Problem to work on
In the records below, find the line with "Give me a plain-text" and repeat it and every line after it, exactly, without any pictures.

Data records:
-- Begin --
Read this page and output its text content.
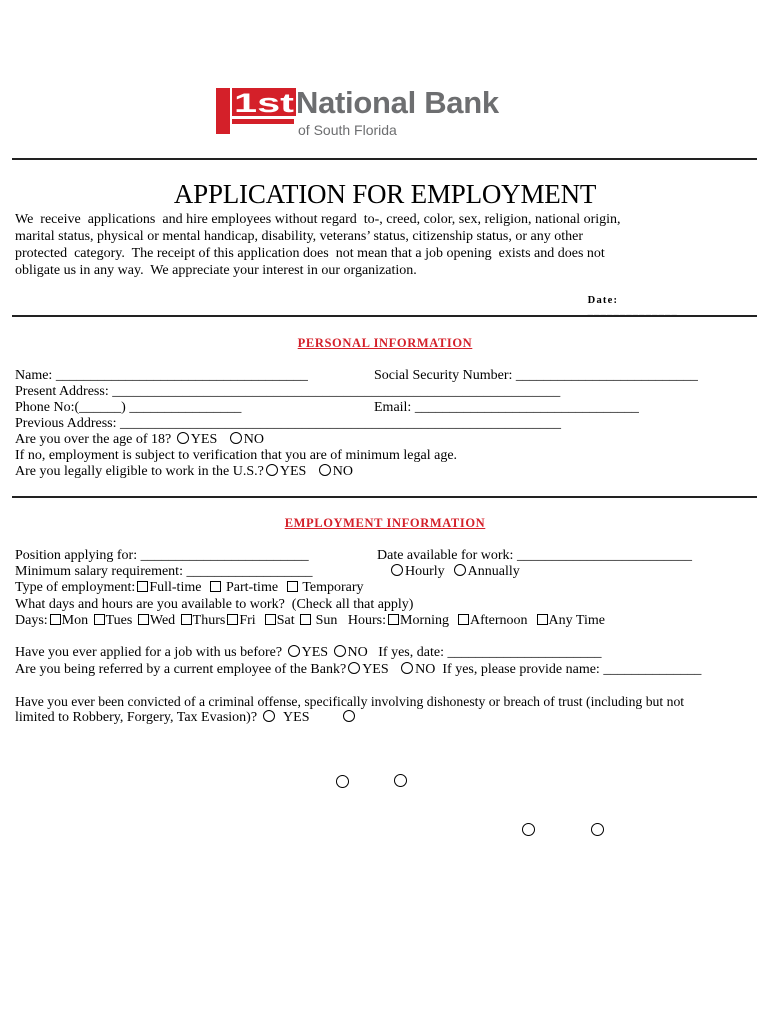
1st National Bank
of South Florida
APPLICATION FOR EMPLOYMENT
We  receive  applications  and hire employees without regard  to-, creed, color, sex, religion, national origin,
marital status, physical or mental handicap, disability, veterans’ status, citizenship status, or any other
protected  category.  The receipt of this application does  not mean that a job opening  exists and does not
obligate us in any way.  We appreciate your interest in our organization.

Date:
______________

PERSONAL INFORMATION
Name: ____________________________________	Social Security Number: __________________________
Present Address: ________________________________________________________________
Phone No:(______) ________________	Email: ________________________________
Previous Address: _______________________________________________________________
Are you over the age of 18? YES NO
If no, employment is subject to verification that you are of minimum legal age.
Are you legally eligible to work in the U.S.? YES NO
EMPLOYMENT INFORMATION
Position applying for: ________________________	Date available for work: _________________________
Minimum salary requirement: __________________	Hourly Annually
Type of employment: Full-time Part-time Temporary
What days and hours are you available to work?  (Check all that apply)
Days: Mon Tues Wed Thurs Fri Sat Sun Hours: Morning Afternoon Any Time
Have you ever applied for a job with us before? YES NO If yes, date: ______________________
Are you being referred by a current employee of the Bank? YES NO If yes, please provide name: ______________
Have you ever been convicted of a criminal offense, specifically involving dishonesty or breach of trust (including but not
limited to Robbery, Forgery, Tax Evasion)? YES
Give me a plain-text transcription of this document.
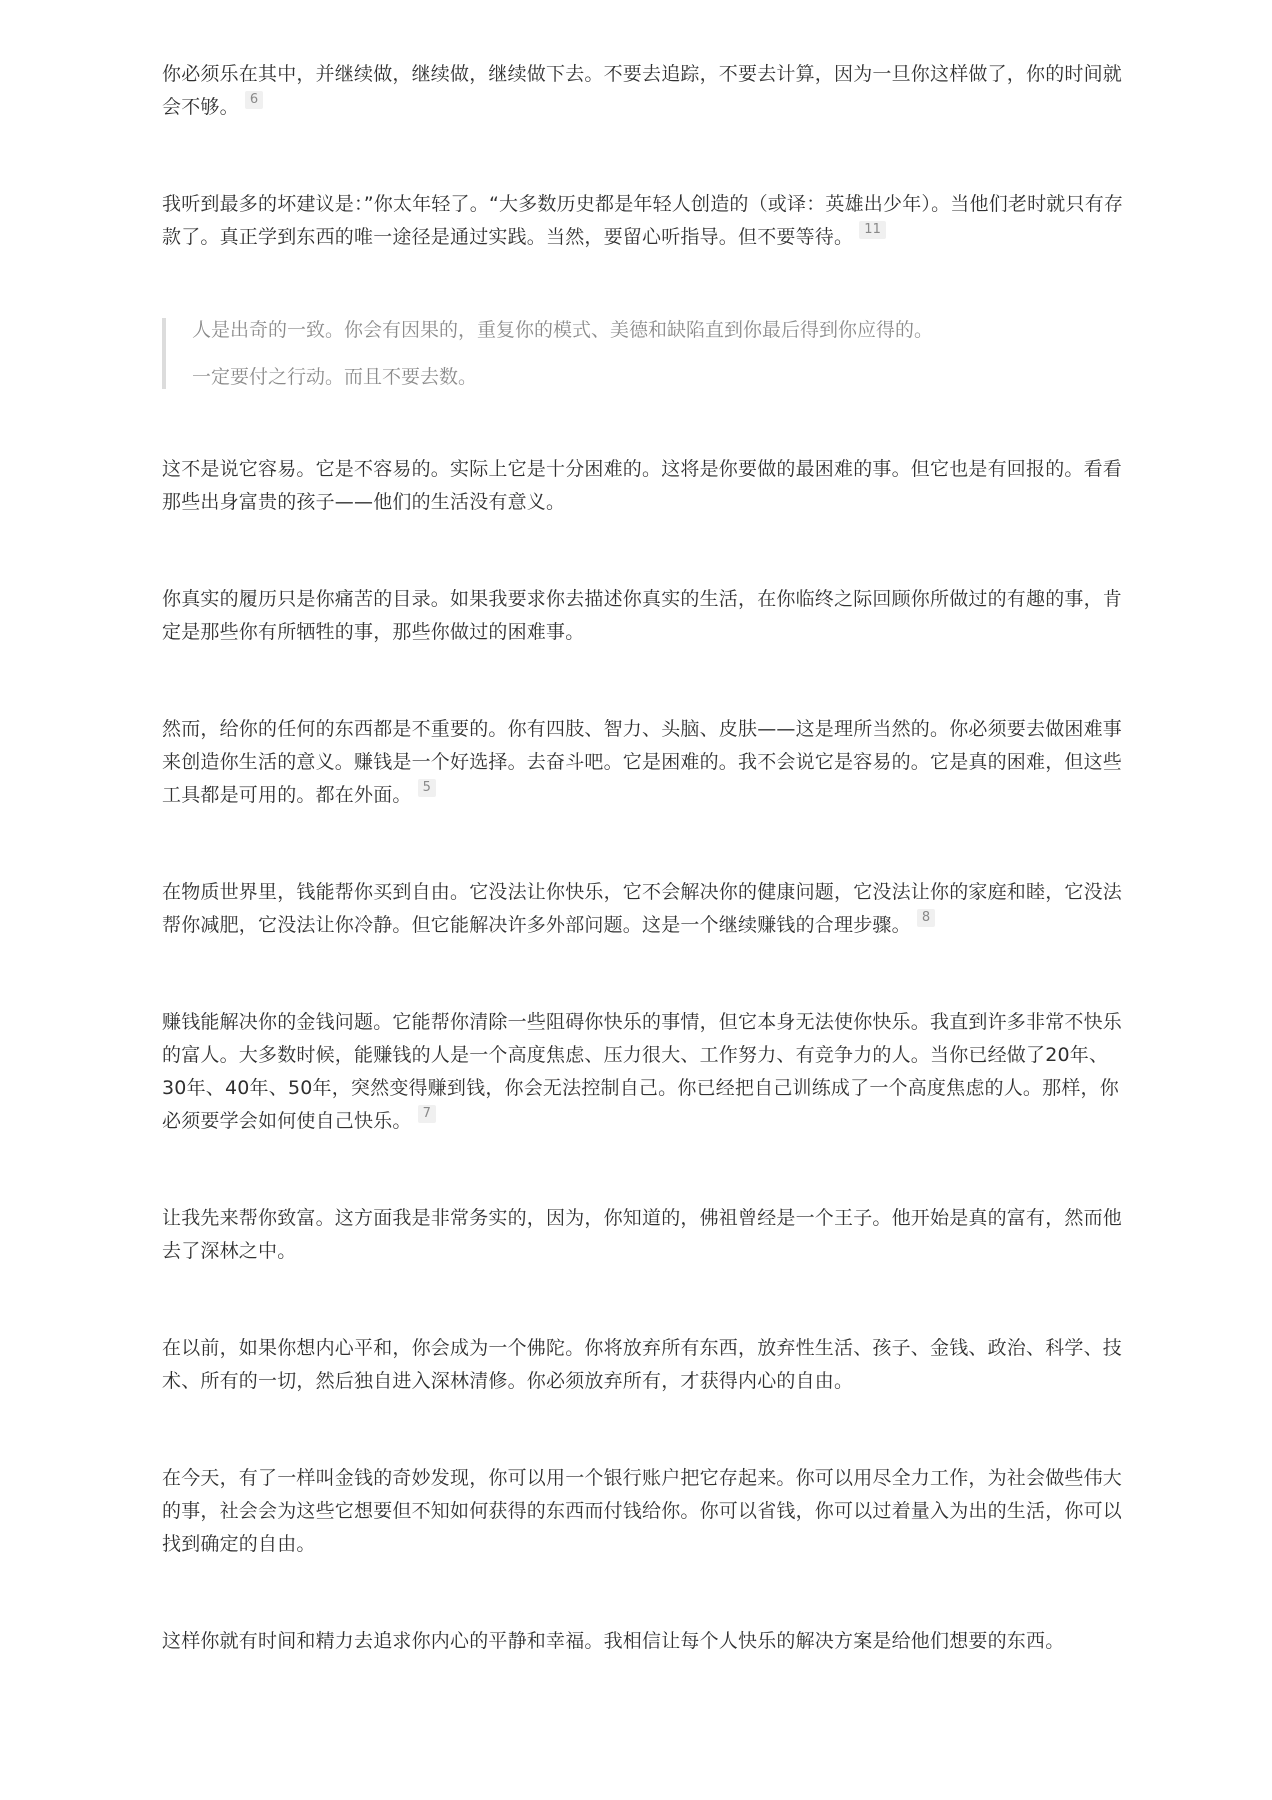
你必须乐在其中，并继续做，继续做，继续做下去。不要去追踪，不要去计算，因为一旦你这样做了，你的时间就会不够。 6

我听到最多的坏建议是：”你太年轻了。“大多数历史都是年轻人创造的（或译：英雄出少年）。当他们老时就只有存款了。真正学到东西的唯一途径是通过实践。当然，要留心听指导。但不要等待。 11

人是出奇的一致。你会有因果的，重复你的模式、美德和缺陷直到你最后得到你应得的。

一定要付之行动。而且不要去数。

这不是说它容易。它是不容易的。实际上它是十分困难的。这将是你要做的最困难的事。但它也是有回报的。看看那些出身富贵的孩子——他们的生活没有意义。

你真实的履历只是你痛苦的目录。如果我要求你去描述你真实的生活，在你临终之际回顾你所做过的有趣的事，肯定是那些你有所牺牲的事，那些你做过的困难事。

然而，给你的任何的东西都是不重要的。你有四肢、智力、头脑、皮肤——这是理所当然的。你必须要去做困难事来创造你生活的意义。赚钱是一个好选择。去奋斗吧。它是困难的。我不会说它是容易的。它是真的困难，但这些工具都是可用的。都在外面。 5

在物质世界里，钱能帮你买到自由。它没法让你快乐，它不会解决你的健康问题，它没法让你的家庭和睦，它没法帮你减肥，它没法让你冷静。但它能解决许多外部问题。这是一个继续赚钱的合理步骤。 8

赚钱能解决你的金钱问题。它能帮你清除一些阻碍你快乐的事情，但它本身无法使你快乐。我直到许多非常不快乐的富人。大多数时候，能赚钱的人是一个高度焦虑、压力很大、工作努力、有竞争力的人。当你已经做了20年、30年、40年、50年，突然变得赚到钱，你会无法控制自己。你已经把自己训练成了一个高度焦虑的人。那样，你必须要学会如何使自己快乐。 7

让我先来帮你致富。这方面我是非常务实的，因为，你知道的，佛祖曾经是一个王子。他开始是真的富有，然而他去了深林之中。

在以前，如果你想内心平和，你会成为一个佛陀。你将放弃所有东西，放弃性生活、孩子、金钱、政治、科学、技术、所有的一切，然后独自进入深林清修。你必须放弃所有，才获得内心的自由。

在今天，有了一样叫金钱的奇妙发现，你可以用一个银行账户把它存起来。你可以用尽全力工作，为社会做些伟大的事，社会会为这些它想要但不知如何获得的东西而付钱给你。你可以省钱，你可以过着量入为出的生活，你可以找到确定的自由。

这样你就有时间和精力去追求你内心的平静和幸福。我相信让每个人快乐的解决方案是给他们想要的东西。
-- End --
Result for this exercise
Give me a plain-text transcription of this document.
你必须乐在其中，并继续做，继续做，继续做下去。不要去追踪，不要去计算，因为一旦你这样做了，你的时间就会不够。 6

我听到最多的坏建议是：”你太年轻了。“大多数历史都是年轻人创造的（或译：英雄出少年）。当他们老时就只有存款了。真正学到东西的唯一途径是通过实践。当然，要留心听指导。但不要等待。 11

人是出奇的一致。你会有因果的，重复你的模式、美德和缺陷直到你最后得到你应得的。

一定要付之行动。而且不要去数。

这不是说它容易。它是不容易的。实际上它是十分困难的。这将是你要做的最困难的事。但它也是有回报的。看看那些出身富贵的孩子——他们的生活没有意义。

你真实的履历只是你痛苦的目录。如果我要求你去描述你真实的生活，在你临终之际回顾你所做过的有趣的事，肯定是那些你有所牺牲的事，那些你做过的困难事。

然而，给你的任何的东西都是不重要的。你有四肢、智力、头脑、皮肤——这是理所当然的。你必须要去做困难事来创造你生活的意义。赚钱是一个好选择。去奋斗吧。它是困难的。我不会说它是容易的。它是真的困难，但这些工具都是可用的。都在外面。 5

在物质世界里，钱能帮你买到自由。它没法让你快乐，它不会解决你的健康问题，它没法让你的家庭和睦，它没法帮你减肥，它没法让你冷静。但它能解决许多外部问题。这是一个继续赚钱的合理步骤。 8

赚钱能解决你的金钱问题。它能帮你清除一些阻碍你快乐的事情，但它本身无法使你快乐。我直到许多非常不快乐的富人。大多数时候，能赚钱的人是一个高度焦虑、压力很大、工作努力、有竞争力的人。当你已经做了20年、30年、40年、50年，突然变得赚到钱，你会无法控制自己。你已经把自己训练成了一个高度焦虑的人。那样，你必须要学会如何使自己快乐。 7

让我先来帮你致富。这方面我是非常务实的，因为，你知道的，佛祖曾经是一个王子。他开始是真的富有，然而他去了深林之中。

在以前，如果你想内心平和，你会成为一个佛陀。你将放弃所有东西，放弃性生活、孩子、金钱、政治、科学、技术、所有的一切，然后独自进入深林清修。你必须放弃所有，才获得内心的自由。

在今天，有了一样叫金钱的奇妙发现，你可以用一个银行账户把它存起来。你可以用尽全力工作，为社会做些伟大的事，社会会为这些它想要但不知如何获得的东西而付钱给你。你可以省钱，你可以过着量入为出的生活，你可以找到确定的自由。

这样你就有时间和精力去追求你内心的平静和幸福。我相信让每个人快乐的解决方案是给他们想要的东西。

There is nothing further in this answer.